===== MATERIAL

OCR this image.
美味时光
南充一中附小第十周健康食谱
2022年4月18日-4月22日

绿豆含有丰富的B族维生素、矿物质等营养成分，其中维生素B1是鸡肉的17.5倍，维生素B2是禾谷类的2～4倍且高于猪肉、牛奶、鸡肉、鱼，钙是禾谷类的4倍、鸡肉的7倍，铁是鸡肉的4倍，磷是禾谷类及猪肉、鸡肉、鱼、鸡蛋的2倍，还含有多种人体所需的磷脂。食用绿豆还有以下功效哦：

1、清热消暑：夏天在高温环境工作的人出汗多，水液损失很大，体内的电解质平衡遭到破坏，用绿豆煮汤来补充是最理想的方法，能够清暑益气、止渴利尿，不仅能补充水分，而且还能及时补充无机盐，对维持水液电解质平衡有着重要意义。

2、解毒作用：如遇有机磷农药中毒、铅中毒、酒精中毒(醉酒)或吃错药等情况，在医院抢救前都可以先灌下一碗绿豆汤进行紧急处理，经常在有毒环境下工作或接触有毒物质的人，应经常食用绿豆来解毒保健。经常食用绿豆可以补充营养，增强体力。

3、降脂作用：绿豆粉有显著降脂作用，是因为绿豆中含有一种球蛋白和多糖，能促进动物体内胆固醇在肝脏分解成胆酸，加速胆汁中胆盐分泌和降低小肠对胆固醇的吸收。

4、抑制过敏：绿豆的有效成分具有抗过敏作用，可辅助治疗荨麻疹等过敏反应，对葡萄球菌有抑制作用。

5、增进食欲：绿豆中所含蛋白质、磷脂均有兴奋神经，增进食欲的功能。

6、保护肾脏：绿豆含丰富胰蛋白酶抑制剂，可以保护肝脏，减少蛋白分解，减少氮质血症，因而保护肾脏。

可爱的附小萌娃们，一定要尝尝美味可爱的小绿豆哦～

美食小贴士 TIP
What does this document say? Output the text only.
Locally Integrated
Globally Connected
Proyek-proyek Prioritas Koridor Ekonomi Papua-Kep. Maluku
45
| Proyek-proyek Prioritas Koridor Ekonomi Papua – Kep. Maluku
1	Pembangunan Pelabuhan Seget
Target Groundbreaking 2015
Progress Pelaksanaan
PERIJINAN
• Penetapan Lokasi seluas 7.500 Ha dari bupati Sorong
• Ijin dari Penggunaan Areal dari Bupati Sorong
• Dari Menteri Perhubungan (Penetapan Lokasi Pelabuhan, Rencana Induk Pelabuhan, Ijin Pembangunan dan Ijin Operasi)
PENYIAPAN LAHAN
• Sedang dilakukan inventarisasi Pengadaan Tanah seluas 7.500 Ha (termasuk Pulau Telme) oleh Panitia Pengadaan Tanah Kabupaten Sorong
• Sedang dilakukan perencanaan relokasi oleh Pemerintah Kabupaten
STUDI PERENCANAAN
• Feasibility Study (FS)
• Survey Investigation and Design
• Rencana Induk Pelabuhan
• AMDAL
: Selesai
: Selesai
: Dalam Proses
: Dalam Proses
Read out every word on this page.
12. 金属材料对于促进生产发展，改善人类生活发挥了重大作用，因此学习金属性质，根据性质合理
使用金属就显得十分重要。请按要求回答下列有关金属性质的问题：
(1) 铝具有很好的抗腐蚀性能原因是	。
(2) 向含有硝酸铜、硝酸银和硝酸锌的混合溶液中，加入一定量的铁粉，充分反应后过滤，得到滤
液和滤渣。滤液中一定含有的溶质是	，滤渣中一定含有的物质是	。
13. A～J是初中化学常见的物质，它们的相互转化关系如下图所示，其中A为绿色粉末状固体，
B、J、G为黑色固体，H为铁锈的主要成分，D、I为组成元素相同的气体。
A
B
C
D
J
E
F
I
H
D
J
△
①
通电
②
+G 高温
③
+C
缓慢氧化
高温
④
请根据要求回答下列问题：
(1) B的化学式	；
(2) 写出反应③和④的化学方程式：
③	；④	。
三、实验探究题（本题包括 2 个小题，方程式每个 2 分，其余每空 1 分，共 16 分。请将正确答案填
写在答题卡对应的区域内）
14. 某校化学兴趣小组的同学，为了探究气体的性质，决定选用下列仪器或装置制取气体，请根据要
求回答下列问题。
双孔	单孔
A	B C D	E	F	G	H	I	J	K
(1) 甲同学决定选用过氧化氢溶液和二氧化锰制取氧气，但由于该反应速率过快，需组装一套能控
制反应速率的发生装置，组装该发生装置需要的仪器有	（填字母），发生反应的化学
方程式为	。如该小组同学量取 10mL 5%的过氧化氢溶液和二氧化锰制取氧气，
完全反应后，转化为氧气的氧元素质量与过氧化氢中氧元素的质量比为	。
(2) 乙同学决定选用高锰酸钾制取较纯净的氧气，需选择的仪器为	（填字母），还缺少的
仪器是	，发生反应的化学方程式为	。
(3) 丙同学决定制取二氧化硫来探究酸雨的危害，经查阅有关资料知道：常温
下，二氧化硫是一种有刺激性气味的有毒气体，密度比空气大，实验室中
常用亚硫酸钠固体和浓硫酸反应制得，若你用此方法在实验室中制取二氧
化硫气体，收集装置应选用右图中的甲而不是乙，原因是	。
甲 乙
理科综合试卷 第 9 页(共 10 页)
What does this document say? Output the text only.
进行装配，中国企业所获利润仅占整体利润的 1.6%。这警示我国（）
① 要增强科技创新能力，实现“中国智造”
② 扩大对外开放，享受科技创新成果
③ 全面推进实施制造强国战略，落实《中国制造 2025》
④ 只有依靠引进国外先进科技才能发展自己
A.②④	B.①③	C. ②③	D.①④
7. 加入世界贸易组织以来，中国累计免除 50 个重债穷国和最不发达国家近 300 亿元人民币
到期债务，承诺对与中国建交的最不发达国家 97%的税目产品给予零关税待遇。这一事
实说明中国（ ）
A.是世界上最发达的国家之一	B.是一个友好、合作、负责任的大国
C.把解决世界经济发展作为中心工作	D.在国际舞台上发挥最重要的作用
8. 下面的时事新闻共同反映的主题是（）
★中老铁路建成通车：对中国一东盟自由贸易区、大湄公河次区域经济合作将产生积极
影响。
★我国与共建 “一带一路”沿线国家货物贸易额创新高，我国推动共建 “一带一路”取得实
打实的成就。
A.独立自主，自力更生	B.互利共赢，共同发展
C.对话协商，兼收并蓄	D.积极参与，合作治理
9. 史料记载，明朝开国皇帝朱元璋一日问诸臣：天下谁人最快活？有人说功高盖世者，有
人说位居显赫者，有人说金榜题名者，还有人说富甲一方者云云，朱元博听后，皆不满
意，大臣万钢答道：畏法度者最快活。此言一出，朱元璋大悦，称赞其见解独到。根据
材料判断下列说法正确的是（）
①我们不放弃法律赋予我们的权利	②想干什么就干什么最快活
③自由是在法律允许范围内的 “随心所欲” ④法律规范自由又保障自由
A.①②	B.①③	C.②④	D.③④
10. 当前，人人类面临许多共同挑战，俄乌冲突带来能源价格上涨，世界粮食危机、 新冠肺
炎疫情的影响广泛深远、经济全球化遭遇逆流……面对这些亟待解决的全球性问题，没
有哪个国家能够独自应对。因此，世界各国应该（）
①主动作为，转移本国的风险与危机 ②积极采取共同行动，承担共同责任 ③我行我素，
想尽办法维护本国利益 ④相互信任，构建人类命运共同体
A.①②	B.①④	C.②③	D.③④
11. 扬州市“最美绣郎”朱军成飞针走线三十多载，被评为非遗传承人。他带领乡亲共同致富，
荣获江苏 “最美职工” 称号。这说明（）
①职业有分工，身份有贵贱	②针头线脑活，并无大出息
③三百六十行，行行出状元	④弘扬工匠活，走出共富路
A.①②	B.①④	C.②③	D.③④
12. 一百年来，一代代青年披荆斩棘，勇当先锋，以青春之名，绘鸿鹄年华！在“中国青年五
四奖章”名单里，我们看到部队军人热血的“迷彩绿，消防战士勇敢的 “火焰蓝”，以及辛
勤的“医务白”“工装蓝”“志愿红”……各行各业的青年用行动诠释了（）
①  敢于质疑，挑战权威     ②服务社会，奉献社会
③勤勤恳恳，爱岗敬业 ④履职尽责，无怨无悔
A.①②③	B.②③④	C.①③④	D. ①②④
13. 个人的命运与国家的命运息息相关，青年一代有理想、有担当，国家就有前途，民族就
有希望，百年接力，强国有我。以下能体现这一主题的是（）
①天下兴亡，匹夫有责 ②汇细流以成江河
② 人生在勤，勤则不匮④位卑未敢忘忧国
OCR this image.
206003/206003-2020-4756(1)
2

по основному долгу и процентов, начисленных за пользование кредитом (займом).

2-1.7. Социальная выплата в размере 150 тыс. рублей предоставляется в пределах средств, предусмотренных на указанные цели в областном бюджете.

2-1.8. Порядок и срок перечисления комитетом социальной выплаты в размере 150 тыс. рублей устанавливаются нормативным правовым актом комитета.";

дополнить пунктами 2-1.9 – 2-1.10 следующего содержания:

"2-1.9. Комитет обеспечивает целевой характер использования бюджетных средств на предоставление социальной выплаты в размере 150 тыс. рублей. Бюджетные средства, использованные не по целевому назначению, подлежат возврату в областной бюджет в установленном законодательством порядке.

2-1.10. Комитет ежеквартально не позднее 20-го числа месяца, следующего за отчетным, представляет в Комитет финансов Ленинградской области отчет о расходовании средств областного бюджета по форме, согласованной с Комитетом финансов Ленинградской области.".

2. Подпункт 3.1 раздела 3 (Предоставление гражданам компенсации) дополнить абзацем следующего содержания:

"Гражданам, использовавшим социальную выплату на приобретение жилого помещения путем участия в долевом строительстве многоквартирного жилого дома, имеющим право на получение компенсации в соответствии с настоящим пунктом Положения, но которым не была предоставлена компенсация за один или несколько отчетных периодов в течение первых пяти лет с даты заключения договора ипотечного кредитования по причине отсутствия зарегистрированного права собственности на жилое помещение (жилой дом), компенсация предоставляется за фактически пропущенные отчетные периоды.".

==========

● WRITTEN INSTRUCTION
Count every line of the records that holds the string "Proyek". Write only the total.

● SOLUTION
2